Segment Open
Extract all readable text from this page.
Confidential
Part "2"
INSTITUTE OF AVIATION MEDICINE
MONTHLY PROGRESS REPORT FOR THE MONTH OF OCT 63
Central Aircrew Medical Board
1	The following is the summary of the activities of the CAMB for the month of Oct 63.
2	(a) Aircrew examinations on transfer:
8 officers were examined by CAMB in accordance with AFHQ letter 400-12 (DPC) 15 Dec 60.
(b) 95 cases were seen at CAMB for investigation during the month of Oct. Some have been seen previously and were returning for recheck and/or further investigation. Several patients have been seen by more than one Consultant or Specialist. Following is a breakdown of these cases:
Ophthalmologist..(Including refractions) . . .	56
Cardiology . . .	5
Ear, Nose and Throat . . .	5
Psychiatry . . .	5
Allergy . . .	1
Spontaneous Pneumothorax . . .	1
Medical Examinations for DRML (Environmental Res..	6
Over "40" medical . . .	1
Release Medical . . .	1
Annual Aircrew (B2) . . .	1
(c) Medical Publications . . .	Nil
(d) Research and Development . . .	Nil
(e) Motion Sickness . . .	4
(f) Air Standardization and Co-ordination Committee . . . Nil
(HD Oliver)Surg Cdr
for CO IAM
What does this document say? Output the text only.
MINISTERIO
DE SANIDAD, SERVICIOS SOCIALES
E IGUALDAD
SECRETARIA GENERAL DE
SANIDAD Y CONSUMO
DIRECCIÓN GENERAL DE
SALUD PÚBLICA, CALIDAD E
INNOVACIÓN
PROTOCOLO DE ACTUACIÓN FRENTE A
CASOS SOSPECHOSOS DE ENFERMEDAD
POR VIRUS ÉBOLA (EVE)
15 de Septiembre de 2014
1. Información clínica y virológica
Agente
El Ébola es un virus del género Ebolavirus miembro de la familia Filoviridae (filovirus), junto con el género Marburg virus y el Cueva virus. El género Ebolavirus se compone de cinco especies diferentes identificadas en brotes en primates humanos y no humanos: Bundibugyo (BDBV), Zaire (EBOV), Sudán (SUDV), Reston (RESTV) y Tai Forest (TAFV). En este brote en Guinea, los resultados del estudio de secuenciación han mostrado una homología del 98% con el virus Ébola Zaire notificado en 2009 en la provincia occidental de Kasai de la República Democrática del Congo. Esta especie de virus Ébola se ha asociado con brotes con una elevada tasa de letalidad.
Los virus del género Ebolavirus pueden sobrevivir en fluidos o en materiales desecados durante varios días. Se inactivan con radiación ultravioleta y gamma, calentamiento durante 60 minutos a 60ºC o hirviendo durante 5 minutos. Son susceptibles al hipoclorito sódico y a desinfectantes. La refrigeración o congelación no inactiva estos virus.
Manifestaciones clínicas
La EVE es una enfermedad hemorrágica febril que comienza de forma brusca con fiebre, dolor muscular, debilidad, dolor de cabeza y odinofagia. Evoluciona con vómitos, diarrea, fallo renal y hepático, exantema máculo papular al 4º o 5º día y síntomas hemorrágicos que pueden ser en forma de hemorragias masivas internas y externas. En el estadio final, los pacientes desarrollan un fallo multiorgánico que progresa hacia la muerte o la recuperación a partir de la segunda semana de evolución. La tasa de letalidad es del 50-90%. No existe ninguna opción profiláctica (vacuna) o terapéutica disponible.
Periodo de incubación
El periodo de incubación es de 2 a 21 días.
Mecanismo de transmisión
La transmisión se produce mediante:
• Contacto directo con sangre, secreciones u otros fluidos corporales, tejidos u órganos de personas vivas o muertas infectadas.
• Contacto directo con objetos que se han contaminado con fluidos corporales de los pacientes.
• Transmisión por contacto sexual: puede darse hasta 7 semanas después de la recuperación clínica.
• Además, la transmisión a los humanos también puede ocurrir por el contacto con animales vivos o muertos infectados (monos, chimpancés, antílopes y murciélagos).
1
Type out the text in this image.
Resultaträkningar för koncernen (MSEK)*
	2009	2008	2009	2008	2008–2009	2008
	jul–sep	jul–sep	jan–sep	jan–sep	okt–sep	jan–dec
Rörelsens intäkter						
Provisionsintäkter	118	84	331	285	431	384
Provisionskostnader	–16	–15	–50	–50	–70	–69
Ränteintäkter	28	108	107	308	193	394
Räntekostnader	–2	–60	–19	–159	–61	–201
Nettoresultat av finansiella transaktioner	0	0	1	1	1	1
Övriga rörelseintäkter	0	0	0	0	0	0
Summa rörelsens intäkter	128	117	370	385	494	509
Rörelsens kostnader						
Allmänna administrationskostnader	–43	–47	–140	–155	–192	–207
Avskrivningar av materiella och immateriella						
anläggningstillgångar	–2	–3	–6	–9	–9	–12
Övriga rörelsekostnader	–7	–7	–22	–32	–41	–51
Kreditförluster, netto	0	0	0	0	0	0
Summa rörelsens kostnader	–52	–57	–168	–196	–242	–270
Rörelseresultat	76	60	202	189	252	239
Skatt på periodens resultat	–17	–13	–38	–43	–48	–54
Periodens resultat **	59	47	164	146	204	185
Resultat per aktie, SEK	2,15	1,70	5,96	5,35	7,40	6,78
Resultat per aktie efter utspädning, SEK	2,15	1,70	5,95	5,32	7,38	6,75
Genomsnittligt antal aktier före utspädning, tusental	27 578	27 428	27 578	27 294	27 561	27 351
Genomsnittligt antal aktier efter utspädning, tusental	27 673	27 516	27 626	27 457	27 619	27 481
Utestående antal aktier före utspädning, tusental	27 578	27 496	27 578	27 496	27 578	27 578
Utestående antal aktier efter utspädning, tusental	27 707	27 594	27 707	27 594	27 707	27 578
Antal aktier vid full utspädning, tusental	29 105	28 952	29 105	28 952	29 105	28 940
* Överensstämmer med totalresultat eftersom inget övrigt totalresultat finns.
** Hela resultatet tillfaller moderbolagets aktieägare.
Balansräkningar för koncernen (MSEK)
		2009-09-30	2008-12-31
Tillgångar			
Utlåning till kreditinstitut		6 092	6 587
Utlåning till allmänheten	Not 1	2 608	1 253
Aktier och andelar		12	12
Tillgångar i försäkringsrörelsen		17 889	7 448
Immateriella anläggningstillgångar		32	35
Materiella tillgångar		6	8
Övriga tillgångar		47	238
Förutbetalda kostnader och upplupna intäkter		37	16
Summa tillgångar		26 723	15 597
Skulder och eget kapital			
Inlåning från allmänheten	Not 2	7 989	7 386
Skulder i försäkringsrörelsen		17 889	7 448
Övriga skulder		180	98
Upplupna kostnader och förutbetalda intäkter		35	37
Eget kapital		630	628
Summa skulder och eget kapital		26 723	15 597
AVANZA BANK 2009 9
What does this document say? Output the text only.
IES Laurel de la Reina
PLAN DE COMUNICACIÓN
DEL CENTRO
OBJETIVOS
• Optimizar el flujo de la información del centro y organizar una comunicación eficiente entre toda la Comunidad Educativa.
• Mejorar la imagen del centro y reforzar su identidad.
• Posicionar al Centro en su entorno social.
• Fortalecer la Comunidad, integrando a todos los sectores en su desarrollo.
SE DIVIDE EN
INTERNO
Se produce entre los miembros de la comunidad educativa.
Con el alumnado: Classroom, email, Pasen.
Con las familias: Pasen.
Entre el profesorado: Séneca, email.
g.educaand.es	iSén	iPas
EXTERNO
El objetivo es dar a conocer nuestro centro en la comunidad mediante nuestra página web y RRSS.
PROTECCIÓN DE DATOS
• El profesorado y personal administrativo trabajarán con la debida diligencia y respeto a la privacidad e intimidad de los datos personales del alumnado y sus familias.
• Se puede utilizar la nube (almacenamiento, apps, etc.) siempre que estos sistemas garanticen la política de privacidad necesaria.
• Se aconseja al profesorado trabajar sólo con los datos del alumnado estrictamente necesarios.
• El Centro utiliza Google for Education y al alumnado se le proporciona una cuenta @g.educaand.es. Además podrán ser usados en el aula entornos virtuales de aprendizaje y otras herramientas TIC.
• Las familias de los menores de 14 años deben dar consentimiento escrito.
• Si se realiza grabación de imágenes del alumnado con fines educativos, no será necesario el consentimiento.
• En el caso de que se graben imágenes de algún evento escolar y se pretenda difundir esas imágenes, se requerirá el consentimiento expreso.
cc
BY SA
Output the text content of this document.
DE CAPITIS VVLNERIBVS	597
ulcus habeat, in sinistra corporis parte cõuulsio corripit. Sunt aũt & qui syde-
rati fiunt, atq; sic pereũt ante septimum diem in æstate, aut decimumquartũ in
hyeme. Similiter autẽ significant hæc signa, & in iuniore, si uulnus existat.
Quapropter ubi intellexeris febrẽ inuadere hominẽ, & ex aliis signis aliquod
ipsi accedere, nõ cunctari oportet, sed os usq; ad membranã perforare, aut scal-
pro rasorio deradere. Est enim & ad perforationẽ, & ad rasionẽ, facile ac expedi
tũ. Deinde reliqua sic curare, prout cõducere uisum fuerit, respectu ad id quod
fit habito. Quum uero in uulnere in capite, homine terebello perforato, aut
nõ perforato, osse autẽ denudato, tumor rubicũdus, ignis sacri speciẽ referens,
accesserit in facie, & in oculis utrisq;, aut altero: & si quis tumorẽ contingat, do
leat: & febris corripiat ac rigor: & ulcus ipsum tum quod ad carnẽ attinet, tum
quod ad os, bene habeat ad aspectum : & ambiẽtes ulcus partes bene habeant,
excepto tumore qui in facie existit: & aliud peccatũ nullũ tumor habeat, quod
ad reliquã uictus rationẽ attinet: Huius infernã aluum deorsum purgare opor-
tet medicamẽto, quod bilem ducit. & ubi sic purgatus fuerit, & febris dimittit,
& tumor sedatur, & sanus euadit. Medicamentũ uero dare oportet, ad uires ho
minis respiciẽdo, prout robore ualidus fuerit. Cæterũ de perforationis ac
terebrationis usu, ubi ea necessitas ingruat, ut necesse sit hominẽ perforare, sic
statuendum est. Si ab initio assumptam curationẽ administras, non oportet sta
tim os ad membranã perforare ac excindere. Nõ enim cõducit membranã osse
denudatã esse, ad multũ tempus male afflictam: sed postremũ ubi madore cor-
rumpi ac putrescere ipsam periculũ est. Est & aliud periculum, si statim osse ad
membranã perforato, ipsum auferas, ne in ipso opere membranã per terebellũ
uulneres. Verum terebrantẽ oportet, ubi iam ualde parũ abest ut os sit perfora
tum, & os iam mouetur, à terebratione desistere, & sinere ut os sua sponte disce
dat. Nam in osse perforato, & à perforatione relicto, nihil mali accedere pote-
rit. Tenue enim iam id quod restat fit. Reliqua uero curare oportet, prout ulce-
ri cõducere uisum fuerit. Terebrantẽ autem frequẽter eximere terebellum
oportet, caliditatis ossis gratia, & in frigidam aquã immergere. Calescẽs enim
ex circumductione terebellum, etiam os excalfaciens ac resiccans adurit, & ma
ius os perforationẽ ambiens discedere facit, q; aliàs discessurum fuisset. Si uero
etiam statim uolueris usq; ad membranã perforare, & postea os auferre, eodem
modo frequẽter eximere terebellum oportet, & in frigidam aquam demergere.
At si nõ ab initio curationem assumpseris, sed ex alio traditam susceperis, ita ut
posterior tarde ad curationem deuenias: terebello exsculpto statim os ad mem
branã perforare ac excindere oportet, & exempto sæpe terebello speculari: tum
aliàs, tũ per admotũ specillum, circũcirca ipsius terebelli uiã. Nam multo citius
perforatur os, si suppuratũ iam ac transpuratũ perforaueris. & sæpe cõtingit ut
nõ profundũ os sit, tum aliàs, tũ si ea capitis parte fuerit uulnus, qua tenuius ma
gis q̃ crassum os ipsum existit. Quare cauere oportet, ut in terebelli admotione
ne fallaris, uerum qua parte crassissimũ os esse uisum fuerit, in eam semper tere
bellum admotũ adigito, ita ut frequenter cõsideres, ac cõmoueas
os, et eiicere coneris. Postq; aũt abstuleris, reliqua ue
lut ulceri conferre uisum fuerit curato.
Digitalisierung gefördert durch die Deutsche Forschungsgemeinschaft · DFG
Segment Closed
▶ Task item
Copy every line of the entries above in which "MSEK" occurs.

▶ Answer section
Resultaträkningar för koncernen (MSEK)*
Balansräkningar för koncernen (MSEK)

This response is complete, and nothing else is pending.